Work to be completed —
Take every line from the listing below that includes "JSON" and copy it.

━━━━━━

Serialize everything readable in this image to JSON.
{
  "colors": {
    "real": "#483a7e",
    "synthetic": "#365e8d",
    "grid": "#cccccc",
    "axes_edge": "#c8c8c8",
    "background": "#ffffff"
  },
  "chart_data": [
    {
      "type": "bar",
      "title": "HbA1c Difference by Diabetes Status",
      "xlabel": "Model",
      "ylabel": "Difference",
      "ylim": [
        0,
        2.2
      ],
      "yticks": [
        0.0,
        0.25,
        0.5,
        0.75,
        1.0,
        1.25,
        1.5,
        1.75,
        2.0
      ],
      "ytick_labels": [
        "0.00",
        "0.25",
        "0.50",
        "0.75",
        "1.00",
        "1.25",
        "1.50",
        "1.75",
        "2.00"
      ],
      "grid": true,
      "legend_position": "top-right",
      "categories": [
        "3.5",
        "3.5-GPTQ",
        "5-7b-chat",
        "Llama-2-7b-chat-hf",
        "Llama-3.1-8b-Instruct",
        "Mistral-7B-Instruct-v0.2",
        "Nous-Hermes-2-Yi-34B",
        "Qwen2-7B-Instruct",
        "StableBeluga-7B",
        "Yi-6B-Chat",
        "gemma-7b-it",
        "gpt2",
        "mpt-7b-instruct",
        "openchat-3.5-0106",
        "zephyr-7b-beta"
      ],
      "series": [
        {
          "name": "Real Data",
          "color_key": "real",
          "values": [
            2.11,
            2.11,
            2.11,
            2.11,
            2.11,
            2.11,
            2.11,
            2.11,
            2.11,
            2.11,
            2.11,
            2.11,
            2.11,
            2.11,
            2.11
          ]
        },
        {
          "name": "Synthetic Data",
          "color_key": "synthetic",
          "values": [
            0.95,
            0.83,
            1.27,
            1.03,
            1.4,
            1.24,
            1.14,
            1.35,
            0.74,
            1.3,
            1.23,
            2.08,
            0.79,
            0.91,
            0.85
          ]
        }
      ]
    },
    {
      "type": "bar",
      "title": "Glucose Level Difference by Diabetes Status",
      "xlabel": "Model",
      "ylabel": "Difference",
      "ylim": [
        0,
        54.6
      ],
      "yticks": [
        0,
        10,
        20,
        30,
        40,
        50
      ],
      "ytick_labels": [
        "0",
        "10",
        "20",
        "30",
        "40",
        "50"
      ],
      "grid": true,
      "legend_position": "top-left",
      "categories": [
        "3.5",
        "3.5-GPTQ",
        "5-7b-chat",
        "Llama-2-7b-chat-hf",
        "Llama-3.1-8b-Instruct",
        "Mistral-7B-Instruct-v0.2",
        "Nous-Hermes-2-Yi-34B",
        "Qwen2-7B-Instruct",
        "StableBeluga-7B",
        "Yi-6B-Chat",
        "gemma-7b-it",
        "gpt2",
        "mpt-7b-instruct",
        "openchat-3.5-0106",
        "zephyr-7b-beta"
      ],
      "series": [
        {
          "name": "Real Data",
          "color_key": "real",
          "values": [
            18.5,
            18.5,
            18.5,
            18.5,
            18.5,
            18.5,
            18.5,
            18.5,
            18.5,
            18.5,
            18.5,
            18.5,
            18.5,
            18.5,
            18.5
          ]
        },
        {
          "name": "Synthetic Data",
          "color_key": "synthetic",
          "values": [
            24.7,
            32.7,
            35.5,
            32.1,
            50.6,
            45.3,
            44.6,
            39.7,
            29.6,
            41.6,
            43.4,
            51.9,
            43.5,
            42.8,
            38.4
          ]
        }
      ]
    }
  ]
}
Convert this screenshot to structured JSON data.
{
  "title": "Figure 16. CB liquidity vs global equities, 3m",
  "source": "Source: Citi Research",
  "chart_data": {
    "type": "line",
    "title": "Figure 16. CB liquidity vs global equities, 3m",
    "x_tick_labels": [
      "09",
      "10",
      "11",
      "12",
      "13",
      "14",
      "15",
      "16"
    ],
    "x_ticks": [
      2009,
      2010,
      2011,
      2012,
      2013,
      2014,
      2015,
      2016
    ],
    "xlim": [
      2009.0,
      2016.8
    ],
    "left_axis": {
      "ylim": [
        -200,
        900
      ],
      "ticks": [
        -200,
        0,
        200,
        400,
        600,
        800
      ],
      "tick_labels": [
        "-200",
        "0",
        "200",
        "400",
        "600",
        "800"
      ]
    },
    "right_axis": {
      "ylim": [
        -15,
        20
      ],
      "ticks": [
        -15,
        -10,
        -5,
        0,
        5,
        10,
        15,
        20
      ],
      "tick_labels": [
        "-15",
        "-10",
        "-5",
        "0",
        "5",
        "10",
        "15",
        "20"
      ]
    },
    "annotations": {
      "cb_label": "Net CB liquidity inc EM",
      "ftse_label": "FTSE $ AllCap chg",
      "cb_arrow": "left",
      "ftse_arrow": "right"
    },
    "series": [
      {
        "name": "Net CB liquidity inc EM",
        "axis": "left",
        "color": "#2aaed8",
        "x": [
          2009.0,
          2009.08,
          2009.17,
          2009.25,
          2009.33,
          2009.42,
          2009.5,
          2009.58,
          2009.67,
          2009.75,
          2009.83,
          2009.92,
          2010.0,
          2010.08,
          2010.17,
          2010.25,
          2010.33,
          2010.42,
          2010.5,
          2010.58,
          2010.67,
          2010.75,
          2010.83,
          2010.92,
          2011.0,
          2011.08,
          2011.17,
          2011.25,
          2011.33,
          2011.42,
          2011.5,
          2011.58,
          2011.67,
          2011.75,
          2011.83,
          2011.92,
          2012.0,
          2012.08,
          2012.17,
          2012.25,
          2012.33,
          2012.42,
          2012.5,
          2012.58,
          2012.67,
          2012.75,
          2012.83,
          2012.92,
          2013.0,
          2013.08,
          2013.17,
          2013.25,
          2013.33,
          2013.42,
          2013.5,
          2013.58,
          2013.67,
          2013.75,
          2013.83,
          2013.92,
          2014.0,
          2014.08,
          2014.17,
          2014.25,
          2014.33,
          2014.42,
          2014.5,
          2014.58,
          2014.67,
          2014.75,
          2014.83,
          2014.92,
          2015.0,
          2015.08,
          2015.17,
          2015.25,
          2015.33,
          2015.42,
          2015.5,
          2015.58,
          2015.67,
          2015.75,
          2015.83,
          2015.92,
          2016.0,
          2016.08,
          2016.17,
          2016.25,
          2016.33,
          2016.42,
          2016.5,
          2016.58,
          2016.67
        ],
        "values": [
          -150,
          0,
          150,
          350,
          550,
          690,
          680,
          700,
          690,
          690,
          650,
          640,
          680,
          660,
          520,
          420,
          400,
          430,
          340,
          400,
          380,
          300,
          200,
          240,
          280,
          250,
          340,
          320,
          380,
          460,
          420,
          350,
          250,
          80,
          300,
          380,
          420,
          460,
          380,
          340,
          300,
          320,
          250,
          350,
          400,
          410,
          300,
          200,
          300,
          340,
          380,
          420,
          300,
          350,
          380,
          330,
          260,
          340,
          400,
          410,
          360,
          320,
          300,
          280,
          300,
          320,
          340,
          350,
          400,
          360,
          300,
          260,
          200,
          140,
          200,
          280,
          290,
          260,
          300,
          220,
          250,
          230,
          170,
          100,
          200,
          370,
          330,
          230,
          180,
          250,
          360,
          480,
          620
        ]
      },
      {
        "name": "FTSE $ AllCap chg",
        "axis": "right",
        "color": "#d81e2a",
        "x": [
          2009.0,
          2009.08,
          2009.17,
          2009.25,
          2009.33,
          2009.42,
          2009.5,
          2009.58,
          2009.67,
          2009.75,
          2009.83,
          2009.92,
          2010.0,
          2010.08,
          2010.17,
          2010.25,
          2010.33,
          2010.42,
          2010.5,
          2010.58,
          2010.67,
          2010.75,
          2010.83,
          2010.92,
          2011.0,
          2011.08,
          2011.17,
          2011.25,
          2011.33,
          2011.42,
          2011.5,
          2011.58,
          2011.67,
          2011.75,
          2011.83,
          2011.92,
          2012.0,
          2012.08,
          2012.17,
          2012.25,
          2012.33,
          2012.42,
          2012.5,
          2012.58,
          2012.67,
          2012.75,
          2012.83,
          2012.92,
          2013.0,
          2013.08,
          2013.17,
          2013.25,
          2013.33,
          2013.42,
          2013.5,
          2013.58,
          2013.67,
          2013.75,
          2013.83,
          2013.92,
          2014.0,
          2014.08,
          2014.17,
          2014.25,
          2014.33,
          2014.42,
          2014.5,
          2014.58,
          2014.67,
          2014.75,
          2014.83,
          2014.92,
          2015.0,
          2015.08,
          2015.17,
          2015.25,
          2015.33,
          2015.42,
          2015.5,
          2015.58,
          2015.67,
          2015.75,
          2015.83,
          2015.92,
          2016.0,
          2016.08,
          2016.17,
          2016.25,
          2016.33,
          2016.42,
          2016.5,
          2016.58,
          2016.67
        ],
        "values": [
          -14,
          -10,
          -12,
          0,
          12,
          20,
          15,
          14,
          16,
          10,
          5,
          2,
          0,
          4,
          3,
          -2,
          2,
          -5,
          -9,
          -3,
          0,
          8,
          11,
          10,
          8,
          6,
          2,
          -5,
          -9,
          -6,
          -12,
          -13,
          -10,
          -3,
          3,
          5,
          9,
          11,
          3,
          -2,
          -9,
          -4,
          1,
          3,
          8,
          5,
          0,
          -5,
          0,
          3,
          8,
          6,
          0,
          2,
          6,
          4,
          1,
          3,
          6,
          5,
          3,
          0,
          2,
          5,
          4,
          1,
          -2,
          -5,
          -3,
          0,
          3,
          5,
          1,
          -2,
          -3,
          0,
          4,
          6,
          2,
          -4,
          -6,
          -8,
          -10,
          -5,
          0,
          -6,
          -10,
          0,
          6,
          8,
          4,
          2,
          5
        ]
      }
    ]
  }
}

━━━━━━

Answer in full —
Serialize everything readable in this image to JSON.
Convert this screenshot to structured JSON data.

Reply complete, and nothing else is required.